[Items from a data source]
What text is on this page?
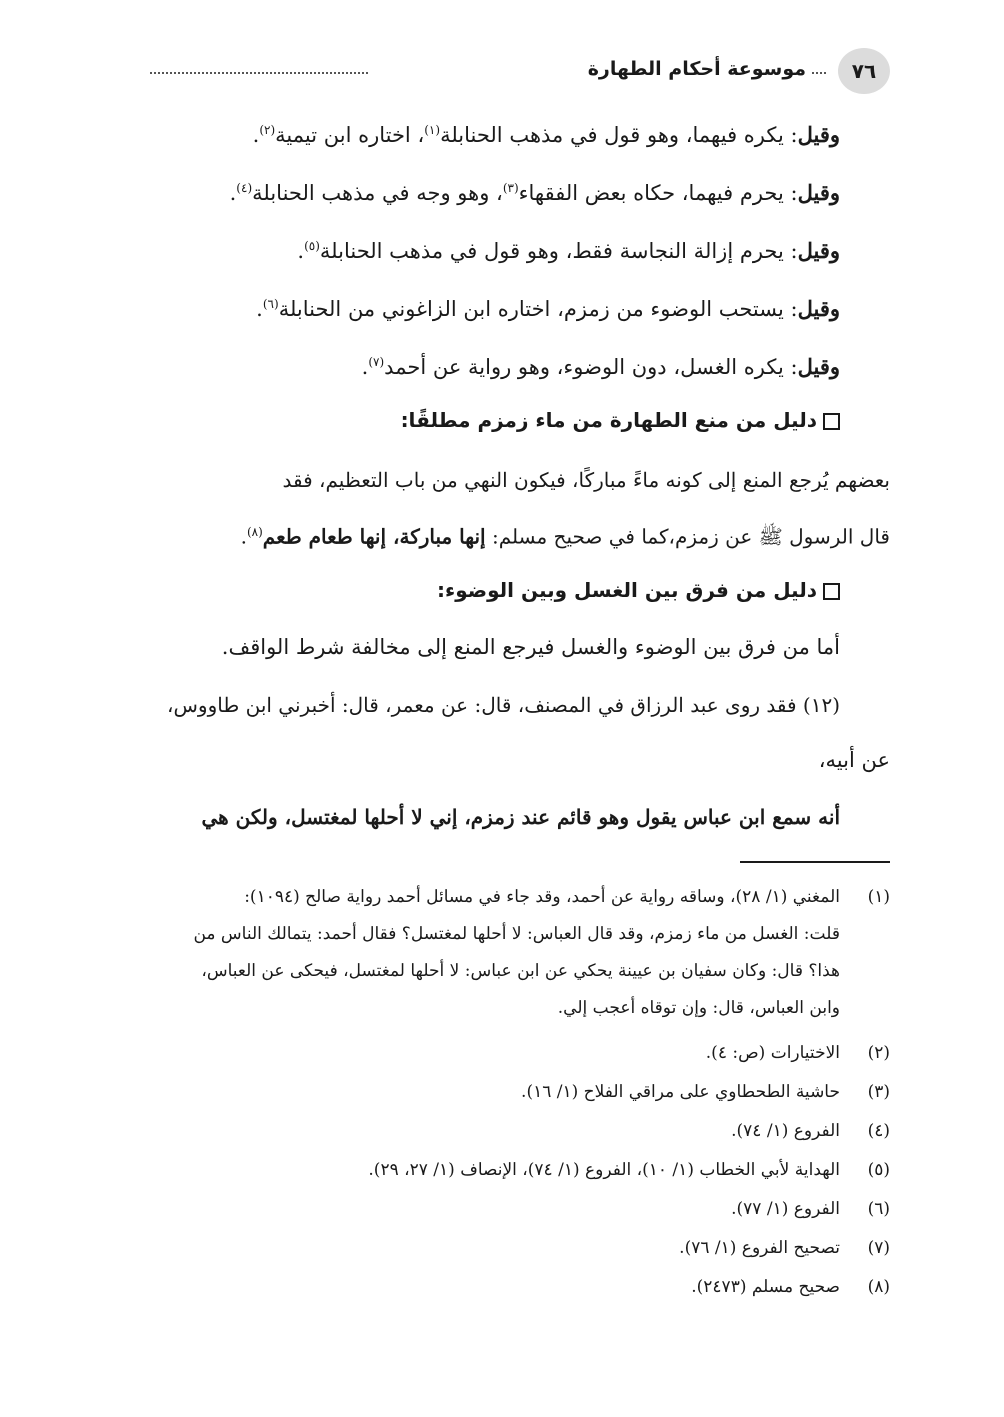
٧٦
موسوعة أحكام الطهارة
وقيل: يكره فيهما، وهو قول في مذهب الحنابلة$^{(١)}$، اختاره ابن تيمية$^{(٢)}$.
وقيل: يحرم فيهما، حكاه بعض الفقهاء$^{(٣)}$، وهو وجه في مذهب الحنابلة$^{(٤)}$.
وقيل: يحرم إزالة النجاسة فقط، وهو قول في مذهب الحنابلة$^{(٥)}$.
وقيل: يستحب الوضوء من زمزم، اختاره ابن الزاغوني من الحنابلة$^{(٦)}$.
وقيل: يكره الغسل، دون الوضوء، وهو رواية عن أحمد$^{(٧)}$.
دليل من منع الطهارة من ماء زمزم مطلقًا:
بعضهم يُرجع المنع إلى كونه ماءً مباركًا، فيكون النهي من باب التعظيم، فقد
قال الرسول ﷺ عن زمزم،كما في صحيح مسلم: إنها مباركة، إنها طعام طعم$^{(٨)}$.
دليل من فرق بين الغسل وبين الوضوء:
أما من فرق بين الوضوء والغسل فيرجع المنع إلى مخالفة شرط الواقف.
(١٢) فقد روى عبد الرزاق في المصنف، قال: عن معمر، قال: أخبرني ابن طاووس،
عن أبيه،
أنه سمع ابن عباس يقول وهو قائم عند زمزم، إني لا أحلها لمغتسل، ولكن هي
(١)المغني (١/ ٢٨)، وساقه رواية عن أحمد، وقد جاء في مسائل أحمد رواية صالح (١٠٩٤):
قلت: الغسل من ماء زمزم، وقد قال العباس: لا أحلها لمغتسل؟ فقال أحمد: يتمالك الناس من
هذا؟ قال: وكان سفيان بن عيينة يحكي عن ابن عباس: لا أحلها لمغتسل، فيحكى عن العباس،
وابن العباس، قال: وإن توقاه أعجب إلي.
(٢)الاختيارات (ص: ٤).
(٣)حاشية الطحطاوي على مراقي الفلاح (١/ ١٦).
(٤)الفروع (١/ ٧٤).
(٥)الهداية لأبي الخطاب (١/ ١٠)، الفروع (١/ ٧٤)، الإنصاف (١/ ٢٧، ٢٩).
(٦)الفروع (١/ ٧٧).
(٧)تصحيح الفروع (١/ ٧٦).
(٨)صحيح مسلم (٢٤٧٣).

Task >> All of the entries above should be duplicated exactly, except for the pictures.

Reply >>
What text is on this page?
٧٦
موسوعة أحكام الطهارة
وقيل: يكره فيهما، وهو قول في مذهب الحنابلة$^{(١)}$، اختاره ابن تيمية$^{(٢)}$.
وقيل: يحرم فيهما، حكاه بعض الفقهاء$^{(٣)}$، وهو وجه في مذهب الحنابلة$^{(٤)}$.
وقيل: يحرم إزالة النجاسة فقط، وهو قول في مذهب الحنابلة$^{(٥)}$.
وقيل: يستحب الوضوء من زمزم، اختاره ابن الزاغوني من الحنابلة$^{(٦)}$.
وقيل: يكره الغسل، دون الوضوء، وهو رواية عن أحمد$^{(٧)}$.
دليل من منع الطهارة من ماء زمزم مطلقًا:
بعضهم يُرجع المنع إلى كونه ماءً مباركًا، فيكون النهي من باب التعظيم، فقد
قال الرسول ﷺ عن زمزم،كما في صحيح مسلم: إنها مباركة، إنها طعام طعم$^{(٨)}$.
دليل من فرق بين الغسل وبين الوضوء:
أما من فرق بين الوضوء والغسل فيرجع المنع إلى مخالفة شرط الواقف.
(١٢) فقد روى عبد الرزاق في المصنف، قال: عن معمر، قال: أخبرني ابن طاووس،
عن أبيه،
أنه سمع ابن عباس يقول وهو قائم عند زمزم، إني لا أحلها لمغتسل، ولكن هي
(١)المغني (١/ ٢٨)، وساقه رواية عن أحمد، وقد جاء في مسائل أحمد رواية صالح (١٠٩٤):
قلت: الغسل من ماء زمزم، وقد قال العباس: لا أحلها لمغتسل؟ فقال أحمد: يتمالك الناس من
هذا؟ قال: وكان سفيان بن عيينة يحكي عن ابن عباس: لا أحلها لمغتسل، فيحكى عن العباس،
وابن العباس، قال: وإن توقاه أعجب إلي.
(٢)الاختيارات (ص: ٤).
(٣)حاشية الطحطاوي على مراقي الفلاح (١/ ١٦).
(٤)الفروع (١/ ٧٤).
(٥)الهداية لأبي الخطاب (١/ ١٠)، الفروع (١/ ٧٤)، الإنصاف (١/ ٢٧، ٢٩).
(٦)الفروع (١/ ٧٧).
(٧)تصحيح الفروع (١/ ٧٦).
(٨)صحيح مسلم (٢٤٧٣).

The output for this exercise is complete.